#### DO THIS
Review the material and extract every line in which the word "全A非金融" occurs.

#### RECORDS PROVIDED
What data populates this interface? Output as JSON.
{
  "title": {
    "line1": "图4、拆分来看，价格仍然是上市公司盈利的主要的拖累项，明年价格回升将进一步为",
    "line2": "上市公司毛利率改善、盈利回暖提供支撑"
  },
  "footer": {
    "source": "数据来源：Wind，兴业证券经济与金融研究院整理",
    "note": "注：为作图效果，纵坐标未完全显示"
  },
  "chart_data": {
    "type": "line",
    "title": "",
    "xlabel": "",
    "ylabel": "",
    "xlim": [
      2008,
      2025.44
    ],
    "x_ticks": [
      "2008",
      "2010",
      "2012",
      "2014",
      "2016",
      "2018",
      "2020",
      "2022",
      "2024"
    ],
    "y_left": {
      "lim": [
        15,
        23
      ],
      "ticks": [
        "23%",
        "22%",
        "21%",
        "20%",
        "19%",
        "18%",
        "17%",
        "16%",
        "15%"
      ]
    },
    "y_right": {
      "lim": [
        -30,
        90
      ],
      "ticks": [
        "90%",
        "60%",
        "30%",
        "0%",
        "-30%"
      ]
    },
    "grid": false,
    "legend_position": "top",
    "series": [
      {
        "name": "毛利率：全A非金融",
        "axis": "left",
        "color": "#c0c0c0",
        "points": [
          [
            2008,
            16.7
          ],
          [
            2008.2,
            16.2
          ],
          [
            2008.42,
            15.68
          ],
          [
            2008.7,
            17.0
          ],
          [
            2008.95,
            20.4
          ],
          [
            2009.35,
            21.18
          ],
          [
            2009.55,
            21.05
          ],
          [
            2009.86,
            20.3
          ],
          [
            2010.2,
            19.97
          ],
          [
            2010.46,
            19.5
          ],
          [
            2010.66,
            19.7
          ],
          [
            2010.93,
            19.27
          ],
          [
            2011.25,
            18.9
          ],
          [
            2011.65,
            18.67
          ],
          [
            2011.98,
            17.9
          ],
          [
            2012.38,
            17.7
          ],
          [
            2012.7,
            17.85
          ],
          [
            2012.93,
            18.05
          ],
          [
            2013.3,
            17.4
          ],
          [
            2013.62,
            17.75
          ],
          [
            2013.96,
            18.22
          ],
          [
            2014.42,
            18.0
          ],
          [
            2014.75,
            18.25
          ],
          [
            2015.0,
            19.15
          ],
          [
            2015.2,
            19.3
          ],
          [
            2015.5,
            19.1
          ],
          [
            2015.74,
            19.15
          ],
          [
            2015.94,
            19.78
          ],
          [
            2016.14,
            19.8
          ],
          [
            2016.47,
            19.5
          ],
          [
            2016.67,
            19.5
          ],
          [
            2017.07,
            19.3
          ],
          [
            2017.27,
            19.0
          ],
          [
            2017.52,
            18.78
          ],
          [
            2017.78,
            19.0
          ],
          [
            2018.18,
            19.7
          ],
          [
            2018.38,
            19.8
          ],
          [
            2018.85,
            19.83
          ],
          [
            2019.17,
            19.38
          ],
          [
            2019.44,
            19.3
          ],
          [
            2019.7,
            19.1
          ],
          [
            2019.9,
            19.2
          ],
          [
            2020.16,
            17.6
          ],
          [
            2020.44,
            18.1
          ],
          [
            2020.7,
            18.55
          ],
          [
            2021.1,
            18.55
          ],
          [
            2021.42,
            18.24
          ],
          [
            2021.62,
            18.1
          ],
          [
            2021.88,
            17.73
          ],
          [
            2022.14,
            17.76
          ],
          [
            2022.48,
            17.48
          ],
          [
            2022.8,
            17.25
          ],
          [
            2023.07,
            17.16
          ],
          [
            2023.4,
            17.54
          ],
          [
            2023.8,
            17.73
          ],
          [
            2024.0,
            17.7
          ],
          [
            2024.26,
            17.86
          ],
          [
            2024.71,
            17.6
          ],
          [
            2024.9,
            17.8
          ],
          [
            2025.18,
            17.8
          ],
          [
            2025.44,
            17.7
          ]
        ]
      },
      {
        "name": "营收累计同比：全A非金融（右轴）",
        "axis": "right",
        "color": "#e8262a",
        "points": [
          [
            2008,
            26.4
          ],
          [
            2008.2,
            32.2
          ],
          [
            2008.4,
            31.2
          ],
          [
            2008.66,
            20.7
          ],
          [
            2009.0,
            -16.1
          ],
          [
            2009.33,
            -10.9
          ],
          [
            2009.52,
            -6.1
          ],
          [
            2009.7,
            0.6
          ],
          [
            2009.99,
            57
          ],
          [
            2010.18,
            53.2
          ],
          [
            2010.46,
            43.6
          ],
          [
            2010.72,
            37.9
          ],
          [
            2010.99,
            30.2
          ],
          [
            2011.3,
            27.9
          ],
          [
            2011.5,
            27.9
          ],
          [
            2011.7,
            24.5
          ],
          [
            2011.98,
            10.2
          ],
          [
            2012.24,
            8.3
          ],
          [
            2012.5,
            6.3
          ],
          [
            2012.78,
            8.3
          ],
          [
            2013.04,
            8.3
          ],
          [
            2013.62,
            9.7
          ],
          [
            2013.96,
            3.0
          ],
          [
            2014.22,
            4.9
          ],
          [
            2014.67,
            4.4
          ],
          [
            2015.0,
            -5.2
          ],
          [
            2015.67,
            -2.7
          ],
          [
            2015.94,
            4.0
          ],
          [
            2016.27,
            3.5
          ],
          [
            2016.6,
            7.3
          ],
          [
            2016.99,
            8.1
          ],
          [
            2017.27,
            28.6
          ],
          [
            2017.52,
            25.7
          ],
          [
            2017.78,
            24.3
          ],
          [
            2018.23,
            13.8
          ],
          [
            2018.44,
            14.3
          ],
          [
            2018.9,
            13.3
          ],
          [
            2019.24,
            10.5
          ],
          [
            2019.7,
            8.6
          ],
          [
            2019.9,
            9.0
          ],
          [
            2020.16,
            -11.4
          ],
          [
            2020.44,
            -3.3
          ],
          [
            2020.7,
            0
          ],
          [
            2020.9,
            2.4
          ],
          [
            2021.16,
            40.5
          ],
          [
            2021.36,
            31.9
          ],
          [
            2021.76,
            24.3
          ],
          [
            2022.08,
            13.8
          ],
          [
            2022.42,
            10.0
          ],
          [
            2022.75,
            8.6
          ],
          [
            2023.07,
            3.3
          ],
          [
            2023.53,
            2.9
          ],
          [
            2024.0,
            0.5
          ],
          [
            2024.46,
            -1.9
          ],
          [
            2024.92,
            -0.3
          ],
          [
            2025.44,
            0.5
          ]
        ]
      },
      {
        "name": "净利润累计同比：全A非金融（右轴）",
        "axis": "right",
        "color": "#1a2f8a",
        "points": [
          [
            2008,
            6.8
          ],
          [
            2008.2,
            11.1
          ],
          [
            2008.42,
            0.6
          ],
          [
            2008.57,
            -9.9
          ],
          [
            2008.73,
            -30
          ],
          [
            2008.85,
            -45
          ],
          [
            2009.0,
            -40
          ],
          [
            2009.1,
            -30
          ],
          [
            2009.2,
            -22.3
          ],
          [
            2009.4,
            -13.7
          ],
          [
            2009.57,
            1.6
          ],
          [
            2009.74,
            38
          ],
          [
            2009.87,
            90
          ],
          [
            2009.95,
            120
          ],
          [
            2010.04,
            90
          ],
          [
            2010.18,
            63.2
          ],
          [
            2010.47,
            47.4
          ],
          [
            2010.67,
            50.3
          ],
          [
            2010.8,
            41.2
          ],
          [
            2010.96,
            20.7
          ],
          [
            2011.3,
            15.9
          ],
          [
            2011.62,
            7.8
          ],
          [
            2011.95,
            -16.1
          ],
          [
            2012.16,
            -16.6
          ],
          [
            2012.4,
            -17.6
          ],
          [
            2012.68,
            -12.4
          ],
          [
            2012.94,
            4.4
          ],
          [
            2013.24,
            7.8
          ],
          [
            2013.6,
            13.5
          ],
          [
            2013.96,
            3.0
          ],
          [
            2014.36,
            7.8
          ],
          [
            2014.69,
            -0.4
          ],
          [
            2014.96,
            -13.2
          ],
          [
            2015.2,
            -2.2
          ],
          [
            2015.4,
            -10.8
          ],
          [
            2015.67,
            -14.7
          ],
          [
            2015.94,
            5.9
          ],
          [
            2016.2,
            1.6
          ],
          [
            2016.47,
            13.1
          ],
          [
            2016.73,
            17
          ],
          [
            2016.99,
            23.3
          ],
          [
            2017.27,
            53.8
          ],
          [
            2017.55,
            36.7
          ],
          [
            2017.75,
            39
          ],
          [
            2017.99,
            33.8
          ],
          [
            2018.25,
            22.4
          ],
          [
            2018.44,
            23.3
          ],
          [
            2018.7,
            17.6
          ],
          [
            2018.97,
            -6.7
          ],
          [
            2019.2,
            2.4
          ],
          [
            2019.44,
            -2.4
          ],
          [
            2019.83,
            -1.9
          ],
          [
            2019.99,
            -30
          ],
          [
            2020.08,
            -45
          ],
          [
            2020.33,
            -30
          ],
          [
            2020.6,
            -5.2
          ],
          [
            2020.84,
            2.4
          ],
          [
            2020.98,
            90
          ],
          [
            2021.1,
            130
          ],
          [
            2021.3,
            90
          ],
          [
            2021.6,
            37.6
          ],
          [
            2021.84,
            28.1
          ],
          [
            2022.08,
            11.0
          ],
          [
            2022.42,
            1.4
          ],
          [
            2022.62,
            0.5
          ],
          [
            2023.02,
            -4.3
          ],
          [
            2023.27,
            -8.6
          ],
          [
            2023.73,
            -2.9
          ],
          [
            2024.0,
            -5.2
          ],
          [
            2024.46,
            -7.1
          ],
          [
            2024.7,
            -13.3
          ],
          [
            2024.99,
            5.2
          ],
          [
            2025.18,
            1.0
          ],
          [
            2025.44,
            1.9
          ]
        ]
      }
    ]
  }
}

#### TASK RESULT
        "name": "毛利率：全A非金融",
        "name": "营收累计同比：全A非金融（右轴）",
        "name": "净利润累计同比：全A非金融（右轴）",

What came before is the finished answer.